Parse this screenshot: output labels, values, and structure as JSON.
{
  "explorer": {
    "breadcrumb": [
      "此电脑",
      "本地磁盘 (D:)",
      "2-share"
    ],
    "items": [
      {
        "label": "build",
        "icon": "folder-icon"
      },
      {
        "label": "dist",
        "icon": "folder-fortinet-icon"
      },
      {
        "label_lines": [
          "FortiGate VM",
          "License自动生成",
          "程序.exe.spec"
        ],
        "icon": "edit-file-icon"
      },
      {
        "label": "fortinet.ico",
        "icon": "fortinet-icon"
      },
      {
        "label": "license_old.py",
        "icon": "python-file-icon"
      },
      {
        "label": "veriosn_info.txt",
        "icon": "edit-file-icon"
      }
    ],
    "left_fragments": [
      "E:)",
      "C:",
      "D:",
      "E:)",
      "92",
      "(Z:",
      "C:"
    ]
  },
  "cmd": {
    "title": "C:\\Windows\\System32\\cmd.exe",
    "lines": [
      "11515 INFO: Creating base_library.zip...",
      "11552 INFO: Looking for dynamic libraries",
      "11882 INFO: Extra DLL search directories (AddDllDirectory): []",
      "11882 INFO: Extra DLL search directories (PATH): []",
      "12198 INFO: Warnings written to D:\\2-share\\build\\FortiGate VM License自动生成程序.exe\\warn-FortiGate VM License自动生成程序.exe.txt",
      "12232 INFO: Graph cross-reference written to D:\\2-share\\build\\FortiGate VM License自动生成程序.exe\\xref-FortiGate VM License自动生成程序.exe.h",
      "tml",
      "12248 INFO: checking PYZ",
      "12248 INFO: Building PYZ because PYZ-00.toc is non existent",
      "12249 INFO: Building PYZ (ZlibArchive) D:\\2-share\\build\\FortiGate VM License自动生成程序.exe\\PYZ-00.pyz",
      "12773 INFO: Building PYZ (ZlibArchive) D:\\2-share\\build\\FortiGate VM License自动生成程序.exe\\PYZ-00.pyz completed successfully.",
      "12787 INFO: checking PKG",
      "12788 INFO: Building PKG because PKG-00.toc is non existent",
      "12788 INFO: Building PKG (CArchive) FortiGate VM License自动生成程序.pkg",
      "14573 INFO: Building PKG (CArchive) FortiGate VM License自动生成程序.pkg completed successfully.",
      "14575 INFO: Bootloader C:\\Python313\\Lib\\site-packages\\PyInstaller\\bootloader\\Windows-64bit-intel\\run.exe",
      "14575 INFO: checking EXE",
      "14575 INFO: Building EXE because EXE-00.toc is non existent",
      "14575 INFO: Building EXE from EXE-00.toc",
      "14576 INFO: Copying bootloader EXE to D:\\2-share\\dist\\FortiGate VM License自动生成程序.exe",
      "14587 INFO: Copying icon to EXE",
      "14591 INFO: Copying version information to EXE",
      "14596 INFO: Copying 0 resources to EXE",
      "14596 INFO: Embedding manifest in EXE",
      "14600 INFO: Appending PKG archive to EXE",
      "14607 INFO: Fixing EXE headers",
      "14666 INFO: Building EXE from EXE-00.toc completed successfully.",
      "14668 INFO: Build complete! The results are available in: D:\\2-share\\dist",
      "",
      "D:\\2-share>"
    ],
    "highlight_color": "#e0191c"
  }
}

Aim
In the entries above, find lines with "checking" and copy each.

Task output
      "12248 INFO: checking PYZ",
      "12787 INFO: checking PKG",
      "14575 INFO: checking EXE",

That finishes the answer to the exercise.